Task directions: Write out the whole listing again, exactly as given.

Start Raw records

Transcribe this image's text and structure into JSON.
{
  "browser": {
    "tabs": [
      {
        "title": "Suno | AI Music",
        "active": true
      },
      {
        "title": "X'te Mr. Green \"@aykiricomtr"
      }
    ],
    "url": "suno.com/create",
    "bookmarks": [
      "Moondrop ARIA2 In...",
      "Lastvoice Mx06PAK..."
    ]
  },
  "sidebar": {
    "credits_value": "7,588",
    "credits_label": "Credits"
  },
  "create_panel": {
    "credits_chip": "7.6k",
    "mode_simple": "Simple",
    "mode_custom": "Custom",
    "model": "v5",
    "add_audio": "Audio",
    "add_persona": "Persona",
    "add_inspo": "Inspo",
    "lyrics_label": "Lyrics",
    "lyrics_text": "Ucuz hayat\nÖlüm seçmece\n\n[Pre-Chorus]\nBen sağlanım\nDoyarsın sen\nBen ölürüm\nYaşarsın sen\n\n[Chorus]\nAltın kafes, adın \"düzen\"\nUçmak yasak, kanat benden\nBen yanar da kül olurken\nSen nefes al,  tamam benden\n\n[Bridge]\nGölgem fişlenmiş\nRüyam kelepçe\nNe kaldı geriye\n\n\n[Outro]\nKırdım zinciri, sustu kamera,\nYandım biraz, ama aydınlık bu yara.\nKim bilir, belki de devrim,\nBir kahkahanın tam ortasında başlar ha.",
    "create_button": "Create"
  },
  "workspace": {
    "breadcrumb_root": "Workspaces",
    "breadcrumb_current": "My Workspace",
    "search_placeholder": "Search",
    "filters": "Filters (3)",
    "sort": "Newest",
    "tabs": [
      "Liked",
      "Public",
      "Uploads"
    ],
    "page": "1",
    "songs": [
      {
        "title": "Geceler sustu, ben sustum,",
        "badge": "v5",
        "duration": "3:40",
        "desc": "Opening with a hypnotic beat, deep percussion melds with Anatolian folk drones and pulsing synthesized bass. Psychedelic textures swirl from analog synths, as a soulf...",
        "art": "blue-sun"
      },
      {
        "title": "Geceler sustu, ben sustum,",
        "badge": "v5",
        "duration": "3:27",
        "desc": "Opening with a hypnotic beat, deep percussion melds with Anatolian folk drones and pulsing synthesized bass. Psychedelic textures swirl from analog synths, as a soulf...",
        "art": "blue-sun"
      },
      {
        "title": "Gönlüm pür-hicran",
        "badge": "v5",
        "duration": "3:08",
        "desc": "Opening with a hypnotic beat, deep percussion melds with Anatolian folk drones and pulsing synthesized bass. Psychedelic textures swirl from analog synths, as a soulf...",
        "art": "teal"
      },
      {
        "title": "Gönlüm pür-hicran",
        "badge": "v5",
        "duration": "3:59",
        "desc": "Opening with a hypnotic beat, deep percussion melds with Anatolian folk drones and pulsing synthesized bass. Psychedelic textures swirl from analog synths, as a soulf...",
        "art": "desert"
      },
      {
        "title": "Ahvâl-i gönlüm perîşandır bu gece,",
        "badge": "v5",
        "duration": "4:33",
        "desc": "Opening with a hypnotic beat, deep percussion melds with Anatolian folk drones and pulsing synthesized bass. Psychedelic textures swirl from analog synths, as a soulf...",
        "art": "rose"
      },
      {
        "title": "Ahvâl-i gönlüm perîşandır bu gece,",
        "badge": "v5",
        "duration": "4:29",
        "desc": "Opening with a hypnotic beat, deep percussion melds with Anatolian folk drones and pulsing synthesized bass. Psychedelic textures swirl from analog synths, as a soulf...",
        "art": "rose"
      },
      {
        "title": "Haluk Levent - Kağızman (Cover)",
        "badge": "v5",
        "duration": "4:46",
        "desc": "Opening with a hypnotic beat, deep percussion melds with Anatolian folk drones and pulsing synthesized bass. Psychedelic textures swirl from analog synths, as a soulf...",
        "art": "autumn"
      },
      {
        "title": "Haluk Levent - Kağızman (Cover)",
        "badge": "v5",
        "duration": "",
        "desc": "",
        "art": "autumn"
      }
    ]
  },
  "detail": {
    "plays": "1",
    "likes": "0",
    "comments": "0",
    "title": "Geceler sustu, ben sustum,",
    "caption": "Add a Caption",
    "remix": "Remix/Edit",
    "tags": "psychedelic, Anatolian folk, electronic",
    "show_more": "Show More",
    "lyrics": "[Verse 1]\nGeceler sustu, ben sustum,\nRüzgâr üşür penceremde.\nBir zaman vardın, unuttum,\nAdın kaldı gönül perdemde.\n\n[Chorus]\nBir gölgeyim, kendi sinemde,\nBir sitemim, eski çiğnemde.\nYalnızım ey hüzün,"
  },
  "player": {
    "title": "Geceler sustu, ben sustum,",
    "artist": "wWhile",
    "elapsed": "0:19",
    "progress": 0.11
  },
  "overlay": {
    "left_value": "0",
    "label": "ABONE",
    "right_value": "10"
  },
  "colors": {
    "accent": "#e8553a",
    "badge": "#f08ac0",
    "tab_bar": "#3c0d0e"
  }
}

End Raw records

Solution below:
Transcribe this image's text and structure into JSON.
{
  "browser": {
    "tabs": [
      {
        "title": "Suno | AI Music",
        "active": true
      },
      {
        "title": "X'te Mr. Green \"@aykiricomtr"
      }
    ],
    "url": "suno.com/create",
    "bookmarks": [
      "Moondrop ARIA2 In...",
      "Lastvoice Mx06PAK..."
    ]
  },
  "sidebar": {
    "credits_value": "7,588",
    "credits_label": "Credits"
  },
  "create_panel": {
    "credits_chip": "7.6k",
    "mode_simple": "Simple",
    "mode_custom": "Custom",
    "model": "v5",
    "add_audio": "Audio",
    "add_persona": "Persona",
    "add_inspo": "Inspo",
    "lyrics_label": "Lyrics",
    "lyrics_text": "Ucuz hayat\nÖlüm seçmece\n\n[Pre-Chorus]\nBen sağlanım\nDoyarsın sen\nBen ölürüm\nYaşarsın sen\n\n[Chorus]\nAltın kafes, adın \"düzen\"\nUçmak yasak, kanat benden\nBen yanar da kül olurken\nSen nefes al,  tamam benden\n\n[Bridge]\nGölgem fişlenmiş\nRüyam kelepçe\nNe kaldı geriye\n\n\n[Outro]\nKırdım zinciri, sustu kamera,\nYandım biraz, ama aydınlık bu yara.\nKim bilir, belki de devrim,\nBir kahkahanın tam ortasında başlar ha.",
    "create_button": "Create"
  },
  "workspace": {
    "breadcrumb_root": "Workspaces",
    "breadcrumb_current": "My Workspace",
    "search_placeholder": "Search",
    "filters": "Filters (3)",
    "sort": "Newest",
    "tabs": [
      "Liked",
      "Public",
      "Uploads"
    ],
    "page": "1",
    "songs": [
      {
        "title": "Geceler sustu, ben sustum,",
        "badge": "v5",
        "duration": "3:40",
        "desc": "Opening with a hypnotic beat, deep percussion melds with Anatolian folk drones and pulsing synthesized bass. Psychedelic textures swirl from analog synths, as a soulf...",
        "art": "blue-sun"
      },
      {
        "title": "Geceler sustu, ben sustum,",
        "badge": "v5",
        "duration": "3:27",
        "desc": "Opening with a hypnotic beat, deep percussion melds with Anatolian folk drones and pulsing synthesized bass. Psychedelic textures swirl from analog synths, as a soulf...",
        "art": "blue-sun"
      },
      {
        "title": "Gönlüm pür-hicran",
        "badge": "v5",
        "duration": "3:08",
        "desc": "Opening with a hypnotic beat, deep percussion melds with Anatolian folk drones and pulsing synthesized bass. Psychedelic textures swirl from analog synths, as a soulf...",
        "art": "teal"
      },
      {
        "title": "Gönlüm pür-hicran",
        "badge": "v5",
        "duration": "3:59",
        "desc": "Opening with a hypnotic beat, deep percussion melds with Anatolian folk drones and pulsing synthesized bass. Psychedelic textures swirl from analog synths, as a soulf...",
        "art": "desert"
      },
      {
        "title": "Ahvâl-i gönlüm perîşandır bu gece,",
        "badge": "v5",
        "duration": "4:33",
        "desc": "Opening with a hypnotic beat, deep percussion melds with Anatolian folk drones and pulsing synthesized bass. Psychedelic textures swirl from analog synths, as a soulf...",
        "art": "rose"
      },
      {
        "title": "Ahvâl-i gönlüm perîşandır bu gece,",
        "badge": "v5",
        "duration": "4:29",
        "desc": "Opening with a hypnotic beat, deep percussion melds with Anatolian folk drones and pulsing synthesized bass. Psychedelic textures swirl from analog synths, as a soulf...",
        "art": "rose"
      },
      {
        "title": "Haluk Levent - Kağızman (Cover)",
        "badge": "v5",
        "duration": "4:46",
        "desc": "Opening with a hypnotic beat, deep percussion melds with Anatolian folk drones and pulsing synthesized bass. Psychedelic textures swirl from analog synths, as a soulf...",
        "art": "autumn"
      },
      {
        "title": "Haluk Levent - Kağızman (Cover)",
        "badge": "v5",
        "duration": "",
        "desc": "",
        "art": "autumn"
      }
    ]
  },
  "detail": {
    "plays": "1",
    "likes": "0",
    "comments": "0",
    "title": "Geceler sustu, ben sustum,",
    "caption": "Add a Caption",
    "remix": "Remix/Edit",
    "tags": "psychedelic, Anatolian folk, electronic",
    "show_more": "Show More",
    "lyrics": "[Verse 1]\nGeceler sustu, ben sustum,\nRüzgâr üşür penceremde.\nBir zaman vardın, unuttum,\nAdın kaldı gönül perdemde.\n\n[Chorus]\nBir gölgeyim, kendi sinemde,\nBir sitemim, eski çiğnemde.\nYalnızım ey hüzün,"
  },
  "player": {
    "title": "Geceler sustu, ben sustum,",
    "artist": "wWhile",
    "elapsed": "0:19",
    "progress": 0.11
  },
  "overlay": {
    "left_value": "0",
    "label": "ABONE",
    "right_value": "10"
  },
  "colors": {
    "accent": "#e8553a",
    "badge": "#f08ac0",
    "tab_bar": "#3c0d0e"
  }
}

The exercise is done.